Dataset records
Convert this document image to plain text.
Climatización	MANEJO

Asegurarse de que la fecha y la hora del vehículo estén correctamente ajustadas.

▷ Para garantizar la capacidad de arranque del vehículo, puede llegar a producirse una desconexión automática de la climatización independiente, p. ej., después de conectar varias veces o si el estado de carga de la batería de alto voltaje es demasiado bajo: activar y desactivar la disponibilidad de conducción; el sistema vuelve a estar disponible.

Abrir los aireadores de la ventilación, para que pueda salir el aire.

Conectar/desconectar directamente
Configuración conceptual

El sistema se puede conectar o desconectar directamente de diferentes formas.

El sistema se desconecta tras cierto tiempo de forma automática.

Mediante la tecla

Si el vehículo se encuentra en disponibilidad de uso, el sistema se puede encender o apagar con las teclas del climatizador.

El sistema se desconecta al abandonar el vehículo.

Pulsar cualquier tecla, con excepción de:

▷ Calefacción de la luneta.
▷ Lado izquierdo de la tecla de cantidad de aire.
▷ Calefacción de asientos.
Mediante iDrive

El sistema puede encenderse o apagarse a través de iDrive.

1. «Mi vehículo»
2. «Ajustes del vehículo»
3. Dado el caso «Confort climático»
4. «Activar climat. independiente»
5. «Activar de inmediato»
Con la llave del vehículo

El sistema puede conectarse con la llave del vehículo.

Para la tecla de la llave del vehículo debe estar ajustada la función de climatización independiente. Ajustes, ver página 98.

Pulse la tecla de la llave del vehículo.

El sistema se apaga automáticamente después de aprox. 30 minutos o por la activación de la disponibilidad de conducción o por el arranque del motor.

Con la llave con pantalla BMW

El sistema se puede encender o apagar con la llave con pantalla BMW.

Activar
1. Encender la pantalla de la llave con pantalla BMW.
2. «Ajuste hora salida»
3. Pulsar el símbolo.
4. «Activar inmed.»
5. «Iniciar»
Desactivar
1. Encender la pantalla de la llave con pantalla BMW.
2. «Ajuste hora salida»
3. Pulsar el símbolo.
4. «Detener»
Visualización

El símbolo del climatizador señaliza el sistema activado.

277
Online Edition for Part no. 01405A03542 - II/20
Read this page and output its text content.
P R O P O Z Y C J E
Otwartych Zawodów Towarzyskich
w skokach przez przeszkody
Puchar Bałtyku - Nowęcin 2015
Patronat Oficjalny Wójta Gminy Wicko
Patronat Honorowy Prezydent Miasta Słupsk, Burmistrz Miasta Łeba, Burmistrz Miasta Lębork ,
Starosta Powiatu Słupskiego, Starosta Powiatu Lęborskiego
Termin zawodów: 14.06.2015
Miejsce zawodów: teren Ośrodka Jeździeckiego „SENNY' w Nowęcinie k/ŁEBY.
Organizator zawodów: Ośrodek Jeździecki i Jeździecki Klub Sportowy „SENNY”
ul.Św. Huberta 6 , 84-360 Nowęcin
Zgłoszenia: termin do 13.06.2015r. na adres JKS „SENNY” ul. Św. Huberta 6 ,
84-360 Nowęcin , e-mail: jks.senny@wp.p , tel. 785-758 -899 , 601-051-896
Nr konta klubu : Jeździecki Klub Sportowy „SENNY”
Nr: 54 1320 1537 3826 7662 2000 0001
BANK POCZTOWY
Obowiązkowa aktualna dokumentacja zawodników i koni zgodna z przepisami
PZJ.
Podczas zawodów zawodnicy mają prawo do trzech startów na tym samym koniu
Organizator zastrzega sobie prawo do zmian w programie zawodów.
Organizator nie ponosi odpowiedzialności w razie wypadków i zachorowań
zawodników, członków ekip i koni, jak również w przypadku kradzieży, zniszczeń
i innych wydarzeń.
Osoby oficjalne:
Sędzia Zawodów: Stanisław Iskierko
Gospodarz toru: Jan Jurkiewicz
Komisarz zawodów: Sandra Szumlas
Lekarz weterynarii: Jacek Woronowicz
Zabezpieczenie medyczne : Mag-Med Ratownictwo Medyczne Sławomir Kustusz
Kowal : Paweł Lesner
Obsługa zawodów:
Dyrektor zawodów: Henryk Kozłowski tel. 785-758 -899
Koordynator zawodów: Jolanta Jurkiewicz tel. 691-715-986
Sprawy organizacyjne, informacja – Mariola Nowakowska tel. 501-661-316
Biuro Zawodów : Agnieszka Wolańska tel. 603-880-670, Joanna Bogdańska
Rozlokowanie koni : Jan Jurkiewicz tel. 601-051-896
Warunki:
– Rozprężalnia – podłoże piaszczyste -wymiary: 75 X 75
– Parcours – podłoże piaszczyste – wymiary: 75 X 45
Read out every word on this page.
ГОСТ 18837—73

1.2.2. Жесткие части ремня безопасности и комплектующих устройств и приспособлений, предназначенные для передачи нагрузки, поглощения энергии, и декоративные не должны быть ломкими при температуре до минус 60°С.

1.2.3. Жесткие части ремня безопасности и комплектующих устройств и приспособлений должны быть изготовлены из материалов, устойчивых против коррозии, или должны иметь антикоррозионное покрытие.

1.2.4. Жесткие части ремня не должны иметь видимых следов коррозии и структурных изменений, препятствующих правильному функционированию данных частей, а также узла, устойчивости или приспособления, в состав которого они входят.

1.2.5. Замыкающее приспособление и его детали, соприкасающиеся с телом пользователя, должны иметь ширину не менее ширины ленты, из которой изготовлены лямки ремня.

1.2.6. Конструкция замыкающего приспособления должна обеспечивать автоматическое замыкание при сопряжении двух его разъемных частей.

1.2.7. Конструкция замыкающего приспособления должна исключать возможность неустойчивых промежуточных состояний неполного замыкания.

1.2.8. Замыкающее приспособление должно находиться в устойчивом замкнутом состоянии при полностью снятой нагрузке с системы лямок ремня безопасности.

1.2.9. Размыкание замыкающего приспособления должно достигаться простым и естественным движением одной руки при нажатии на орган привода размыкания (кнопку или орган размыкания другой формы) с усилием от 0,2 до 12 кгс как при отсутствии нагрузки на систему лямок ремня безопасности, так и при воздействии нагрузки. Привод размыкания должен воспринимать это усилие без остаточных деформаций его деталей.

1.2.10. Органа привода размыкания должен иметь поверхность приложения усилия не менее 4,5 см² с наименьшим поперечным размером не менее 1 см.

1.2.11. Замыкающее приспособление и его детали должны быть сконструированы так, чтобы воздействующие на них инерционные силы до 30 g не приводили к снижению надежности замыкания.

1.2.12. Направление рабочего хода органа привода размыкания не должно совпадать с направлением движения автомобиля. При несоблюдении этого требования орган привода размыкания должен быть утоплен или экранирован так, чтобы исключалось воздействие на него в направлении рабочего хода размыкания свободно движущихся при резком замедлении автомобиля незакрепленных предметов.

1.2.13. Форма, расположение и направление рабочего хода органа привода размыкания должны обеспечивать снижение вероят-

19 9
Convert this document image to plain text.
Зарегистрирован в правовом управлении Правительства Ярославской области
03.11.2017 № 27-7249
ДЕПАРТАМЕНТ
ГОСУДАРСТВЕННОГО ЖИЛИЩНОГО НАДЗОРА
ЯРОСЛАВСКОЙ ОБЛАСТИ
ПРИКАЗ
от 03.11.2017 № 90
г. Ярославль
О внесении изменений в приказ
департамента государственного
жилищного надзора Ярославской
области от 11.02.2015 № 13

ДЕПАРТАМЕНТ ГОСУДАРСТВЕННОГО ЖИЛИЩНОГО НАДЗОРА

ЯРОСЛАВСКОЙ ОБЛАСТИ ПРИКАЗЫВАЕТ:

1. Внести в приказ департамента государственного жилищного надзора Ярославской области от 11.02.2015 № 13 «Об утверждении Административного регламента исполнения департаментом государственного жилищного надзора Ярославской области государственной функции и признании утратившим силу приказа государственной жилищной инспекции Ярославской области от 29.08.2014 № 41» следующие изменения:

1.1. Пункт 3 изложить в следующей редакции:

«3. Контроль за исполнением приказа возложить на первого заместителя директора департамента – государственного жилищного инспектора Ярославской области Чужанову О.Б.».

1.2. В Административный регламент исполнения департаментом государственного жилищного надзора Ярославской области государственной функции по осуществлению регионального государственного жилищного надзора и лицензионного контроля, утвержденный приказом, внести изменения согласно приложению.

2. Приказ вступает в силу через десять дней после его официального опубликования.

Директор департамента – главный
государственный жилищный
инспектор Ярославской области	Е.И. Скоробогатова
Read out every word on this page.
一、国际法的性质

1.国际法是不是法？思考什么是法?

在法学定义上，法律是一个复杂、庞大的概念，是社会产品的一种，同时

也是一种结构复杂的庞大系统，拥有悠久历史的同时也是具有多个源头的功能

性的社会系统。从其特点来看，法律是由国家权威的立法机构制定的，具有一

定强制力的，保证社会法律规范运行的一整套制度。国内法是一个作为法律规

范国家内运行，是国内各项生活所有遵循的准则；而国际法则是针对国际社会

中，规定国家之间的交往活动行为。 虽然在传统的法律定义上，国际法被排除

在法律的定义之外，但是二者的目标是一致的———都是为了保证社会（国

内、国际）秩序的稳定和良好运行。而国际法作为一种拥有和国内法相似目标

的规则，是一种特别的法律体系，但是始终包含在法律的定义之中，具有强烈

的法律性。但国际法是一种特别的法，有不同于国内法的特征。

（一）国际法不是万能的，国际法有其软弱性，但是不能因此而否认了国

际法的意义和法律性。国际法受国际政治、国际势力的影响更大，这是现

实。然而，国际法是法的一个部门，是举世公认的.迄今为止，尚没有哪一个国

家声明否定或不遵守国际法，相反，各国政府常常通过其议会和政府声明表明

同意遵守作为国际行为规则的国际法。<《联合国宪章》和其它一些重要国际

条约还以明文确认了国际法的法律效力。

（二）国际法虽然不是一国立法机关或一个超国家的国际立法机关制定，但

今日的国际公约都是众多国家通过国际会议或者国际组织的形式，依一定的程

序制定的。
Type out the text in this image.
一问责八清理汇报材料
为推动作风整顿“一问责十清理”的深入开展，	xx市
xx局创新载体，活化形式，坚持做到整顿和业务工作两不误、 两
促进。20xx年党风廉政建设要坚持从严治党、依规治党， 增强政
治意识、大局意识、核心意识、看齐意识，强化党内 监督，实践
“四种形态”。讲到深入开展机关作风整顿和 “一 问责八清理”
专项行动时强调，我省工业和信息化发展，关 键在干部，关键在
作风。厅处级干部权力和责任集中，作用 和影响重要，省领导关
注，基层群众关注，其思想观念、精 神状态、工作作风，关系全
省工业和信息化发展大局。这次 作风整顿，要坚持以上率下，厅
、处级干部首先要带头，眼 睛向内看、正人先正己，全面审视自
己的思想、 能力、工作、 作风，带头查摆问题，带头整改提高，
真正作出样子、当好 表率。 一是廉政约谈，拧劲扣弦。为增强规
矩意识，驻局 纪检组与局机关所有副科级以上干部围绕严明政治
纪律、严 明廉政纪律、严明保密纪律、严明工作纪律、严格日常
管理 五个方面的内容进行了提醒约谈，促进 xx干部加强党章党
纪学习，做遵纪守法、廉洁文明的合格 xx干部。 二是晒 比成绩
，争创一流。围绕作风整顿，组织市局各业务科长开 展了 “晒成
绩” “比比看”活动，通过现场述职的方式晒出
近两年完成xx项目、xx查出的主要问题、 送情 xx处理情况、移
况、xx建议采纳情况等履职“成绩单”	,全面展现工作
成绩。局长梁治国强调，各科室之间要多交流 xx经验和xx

GOAL OF THE EXERCISE: Identify which lines contain the word "чтобы" and copy each one.

OUTPUT OF THE TASK:
1.2.11. Замыкающее приспособление и его детали должны быть сконструированы так, чтобы воздействующие на них инерционные силы до 30 g не приводили к снижению надежности замыкания.
1.2.12. Направление рабочего хода органа привода размыкания не должно совпадать с направлением движения автомобиля. При несоблюдении этого требования орган привода размыкания должен быть утоплен или экранирован так, чтобы исключалось воздействие на него в направлении рабочего хода размыкания свободно движущихся при резком замедлении автомобиля незакрепленных предметов.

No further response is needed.